**Supplied records**.

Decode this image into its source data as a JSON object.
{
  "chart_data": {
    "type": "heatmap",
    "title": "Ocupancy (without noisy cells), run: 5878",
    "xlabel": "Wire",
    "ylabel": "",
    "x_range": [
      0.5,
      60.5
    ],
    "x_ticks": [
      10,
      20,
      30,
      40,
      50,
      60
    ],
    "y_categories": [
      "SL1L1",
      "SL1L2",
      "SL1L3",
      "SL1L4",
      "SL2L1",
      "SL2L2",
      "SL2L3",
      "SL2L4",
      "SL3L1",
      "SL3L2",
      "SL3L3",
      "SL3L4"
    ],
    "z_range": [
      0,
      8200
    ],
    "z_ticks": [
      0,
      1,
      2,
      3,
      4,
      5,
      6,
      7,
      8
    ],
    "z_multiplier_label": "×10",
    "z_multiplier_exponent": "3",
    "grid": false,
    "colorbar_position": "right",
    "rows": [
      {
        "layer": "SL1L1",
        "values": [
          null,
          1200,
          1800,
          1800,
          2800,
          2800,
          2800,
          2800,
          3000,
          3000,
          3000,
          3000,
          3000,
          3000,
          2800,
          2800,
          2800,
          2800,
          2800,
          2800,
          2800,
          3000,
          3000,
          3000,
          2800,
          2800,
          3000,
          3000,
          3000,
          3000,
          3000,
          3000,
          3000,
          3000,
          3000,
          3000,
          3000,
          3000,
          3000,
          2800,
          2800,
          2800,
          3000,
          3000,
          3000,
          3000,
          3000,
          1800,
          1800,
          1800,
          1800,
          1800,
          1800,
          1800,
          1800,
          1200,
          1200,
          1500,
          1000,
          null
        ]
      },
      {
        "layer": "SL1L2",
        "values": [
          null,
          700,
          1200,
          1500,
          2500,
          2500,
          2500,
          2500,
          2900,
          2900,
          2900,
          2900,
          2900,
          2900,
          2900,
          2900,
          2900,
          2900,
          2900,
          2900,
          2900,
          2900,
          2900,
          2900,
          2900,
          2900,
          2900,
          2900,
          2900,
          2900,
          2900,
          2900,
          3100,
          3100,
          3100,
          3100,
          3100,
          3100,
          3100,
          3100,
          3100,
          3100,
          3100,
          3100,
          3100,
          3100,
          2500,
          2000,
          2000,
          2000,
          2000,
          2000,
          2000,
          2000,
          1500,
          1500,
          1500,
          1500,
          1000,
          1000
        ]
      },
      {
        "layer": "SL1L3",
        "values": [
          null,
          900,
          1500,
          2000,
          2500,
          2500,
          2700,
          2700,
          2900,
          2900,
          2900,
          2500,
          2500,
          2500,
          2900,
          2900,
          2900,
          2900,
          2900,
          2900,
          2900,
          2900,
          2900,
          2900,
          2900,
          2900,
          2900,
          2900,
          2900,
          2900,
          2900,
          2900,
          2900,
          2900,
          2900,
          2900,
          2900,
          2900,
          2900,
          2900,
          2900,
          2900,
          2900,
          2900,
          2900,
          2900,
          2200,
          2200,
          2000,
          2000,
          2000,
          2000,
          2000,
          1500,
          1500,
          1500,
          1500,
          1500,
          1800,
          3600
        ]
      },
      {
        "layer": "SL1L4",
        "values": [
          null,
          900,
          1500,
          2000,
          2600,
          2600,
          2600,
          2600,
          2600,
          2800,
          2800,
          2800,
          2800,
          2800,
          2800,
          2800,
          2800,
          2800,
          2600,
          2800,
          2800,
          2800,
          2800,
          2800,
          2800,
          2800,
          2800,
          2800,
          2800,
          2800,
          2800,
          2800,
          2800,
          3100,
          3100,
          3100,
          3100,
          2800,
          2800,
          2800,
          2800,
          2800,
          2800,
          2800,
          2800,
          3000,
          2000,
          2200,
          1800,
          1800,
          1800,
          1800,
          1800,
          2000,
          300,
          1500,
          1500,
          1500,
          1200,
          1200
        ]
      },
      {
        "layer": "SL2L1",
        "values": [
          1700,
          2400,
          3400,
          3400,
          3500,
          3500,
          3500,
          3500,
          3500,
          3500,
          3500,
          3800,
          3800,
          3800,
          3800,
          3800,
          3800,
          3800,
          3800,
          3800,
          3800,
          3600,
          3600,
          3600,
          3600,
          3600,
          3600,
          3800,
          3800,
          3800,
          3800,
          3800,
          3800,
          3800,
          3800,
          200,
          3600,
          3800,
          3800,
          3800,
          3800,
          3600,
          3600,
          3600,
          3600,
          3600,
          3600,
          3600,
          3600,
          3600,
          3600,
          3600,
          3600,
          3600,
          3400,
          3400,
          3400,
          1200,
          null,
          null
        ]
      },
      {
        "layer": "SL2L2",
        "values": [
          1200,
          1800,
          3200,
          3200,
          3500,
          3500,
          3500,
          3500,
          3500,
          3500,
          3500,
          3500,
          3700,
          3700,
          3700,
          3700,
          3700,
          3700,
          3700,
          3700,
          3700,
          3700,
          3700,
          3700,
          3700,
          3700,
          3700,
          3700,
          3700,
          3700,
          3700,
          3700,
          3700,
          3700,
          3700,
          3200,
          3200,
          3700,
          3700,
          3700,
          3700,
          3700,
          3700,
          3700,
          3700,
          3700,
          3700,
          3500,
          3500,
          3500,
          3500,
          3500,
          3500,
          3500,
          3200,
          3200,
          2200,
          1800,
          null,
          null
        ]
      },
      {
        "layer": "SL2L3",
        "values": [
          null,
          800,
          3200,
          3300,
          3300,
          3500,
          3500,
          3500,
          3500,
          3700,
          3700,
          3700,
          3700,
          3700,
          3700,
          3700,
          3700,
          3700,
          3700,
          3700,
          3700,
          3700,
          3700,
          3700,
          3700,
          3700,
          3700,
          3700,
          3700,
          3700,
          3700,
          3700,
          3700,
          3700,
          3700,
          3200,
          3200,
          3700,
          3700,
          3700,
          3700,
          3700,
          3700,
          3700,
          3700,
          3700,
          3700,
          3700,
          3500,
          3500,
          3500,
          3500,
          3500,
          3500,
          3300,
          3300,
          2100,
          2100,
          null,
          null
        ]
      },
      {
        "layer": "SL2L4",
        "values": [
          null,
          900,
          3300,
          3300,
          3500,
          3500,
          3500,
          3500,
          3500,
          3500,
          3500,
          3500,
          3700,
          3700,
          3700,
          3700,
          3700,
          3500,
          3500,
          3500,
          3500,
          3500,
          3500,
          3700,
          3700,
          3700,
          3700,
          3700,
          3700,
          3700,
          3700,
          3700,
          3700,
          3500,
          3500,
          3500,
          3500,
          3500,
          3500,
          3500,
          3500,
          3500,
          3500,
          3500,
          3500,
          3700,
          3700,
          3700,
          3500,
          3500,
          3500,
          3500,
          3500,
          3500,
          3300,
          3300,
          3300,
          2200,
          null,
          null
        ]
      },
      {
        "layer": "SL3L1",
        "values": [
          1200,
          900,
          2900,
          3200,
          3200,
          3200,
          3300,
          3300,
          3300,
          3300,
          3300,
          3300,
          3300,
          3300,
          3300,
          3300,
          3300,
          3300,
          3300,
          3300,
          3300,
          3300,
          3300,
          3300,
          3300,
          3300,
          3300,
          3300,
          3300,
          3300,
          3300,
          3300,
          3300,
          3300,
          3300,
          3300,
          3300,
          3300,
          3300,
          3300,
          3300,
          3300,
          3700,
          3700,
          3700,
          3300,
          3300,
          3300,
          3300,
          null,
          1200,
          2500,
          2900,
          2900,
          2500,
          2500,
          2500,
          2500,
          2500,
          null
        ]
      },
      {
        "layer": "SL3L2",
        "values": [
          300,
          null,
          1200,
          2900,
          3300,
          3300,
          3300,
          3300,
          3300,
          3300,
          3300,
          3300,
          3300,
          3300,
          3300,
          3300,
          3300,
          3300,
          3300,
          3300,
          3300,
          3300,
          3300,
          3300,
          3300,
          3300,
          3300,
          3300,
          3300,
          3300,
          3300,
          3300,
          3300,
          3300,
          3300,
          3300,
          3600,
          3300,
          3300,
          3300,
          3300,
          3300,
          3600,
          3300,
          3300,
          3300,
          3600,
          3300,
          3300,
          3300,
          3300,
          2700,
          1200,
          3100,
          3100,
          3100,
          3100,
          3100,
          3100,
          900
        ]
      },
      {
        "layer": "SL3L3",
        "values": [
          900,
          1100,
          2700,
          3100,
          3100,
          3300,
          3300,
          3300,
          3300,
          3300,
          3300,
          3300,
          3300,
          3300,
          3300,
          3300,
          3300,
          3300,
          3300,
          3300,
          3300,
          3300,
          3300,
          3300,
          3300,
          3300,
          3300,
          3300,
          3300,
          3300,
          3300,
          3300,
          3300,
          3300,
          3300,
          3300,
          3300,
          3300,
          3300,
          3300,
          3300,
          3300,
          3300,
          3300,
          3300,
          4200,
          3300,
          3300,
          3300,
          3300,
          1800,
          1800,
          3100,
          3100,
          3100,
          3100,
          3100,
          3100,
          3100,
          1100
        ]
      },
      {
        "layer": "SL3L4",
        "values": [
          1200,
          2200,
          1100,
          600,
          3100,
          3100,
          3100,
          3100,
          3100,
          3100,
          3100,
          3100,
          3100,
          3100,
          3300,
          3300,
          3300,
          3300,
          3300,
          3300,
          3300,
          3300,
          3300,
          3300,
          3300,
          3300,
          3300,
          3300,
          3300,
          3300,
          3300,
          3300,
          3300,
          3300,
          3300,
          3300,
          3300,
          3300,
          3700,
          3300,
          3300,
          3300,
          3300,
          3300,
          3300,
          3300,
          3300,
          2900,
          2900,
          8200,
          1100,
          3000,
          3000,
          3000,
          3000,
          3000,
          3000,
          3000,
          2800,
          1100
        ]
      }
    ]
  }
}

**Assignment**. Go through the material above, and wherever a line contains the string "layer", return it.

**Answer area**.
        "layer": "SL1L1",
        "layer": "SL1L2",
        "layer": "SL1L3",
        "layer": "SL1L4",
        "layer": "SL2L1",
        "layer": "SL2L2",
        "layer": "SL2L3",
        "layer": "SL2L4",
        "layer": "SL3L1",
        "layer": "SL3L2",
        "layer": "SL3L3",
        "layer": "SL3L4",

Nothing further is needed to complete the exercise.